(Stored records)

******************************

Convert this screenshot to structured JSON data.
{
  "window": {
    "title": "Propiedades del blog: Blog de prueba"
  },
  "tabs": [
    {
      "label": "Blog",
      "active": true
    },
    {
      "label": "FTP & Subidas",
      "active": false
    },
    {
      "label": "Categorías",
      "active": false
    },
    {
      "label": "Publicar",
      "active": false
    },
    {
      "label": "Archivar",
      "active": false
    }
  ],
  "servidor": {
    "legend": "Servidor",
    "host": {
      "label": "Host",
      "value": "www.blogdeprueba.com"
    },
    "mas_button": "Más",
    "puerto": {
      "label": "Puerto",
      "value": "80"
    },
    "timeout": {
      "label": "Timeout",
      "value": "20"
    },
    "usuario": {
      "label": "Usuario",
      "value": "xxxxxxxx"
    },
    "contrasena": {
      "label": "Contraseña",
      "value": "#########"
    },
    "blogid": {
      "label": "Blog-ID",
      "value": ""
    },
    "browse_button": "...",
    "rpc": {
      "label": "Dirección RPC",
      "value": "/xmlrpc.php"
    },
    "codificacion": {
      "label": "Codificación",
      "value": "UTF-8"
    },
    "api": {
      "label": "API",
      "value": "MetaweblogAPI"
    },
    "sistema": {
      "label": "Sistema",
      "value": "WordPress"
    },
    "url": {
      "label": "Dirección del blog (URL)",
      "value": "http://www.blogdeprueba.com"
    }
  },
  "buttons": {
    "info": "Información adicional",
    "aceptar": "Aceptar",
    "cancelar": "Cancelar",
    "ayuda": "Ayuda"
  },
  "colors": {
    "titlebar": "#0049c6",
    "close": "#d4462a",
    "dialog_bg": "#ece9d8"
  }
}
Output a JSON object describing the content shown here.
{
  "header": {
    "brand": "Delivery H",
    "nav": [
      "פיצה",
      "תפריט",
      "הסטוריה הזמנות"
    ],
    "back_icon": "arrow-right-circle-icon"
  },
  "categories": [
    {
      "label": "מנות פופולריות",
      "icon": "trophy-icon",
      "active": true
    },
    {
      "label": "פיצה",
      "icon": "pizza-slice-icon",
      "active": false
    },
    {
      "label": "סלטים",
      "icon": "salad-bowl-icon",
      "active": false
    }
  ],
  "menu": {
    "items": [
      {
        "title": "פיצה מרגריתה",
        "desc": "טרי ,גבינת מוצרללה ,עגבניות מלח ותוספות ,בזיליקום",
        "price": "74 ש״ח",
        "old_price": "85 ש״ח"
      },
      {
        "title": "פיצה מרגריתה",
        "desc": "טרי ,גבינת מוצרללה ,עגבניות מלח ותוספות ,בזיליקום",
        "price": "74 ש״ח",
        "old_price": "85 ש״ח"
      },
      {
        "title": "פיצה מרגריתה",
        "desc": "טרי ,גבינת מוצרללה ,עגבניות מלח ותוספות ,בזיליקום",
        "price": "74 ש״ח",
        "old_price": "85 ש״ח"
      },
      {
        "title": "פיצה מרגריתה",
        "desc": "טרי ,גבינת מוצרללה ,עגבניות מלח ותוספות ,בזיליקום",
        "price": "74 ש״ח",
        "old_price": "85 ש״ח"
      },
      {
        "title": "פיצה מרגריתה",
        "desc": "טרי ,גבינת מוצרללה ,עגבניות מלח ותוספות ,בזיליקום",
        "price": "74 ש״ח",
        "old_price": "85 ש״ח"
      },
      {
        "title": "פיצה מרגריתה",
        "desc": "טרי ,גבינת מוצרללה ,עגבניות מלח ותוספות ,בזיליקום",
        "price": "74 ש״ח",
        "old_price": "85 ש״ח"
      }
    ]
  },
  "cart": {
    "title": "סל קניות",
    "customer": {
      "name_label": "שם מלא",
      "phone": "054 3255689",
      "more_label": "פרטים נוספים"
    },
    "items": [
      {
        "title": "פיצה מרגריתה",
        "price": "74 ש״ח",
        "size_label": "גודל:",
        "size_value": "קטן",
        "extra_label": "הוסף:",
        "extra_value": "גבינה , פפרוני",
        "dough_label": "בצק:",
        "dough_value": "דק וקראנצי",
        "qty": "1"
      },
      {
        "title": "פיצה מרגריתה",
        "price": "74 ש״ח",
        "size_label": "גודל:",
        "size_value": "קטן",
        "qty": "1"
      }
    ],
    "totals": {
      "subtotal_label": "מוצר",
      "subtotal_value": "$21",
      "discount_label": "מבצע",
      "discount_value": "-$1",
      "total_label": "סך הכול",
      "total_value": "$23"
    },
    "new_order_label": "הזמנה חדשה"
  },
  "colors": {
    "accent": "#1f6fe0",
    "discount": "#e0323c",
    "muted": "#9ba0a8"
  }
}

******************************

What you have to do: Give only the number of lines in the data that hold the string "icon".

Exercise answer: 4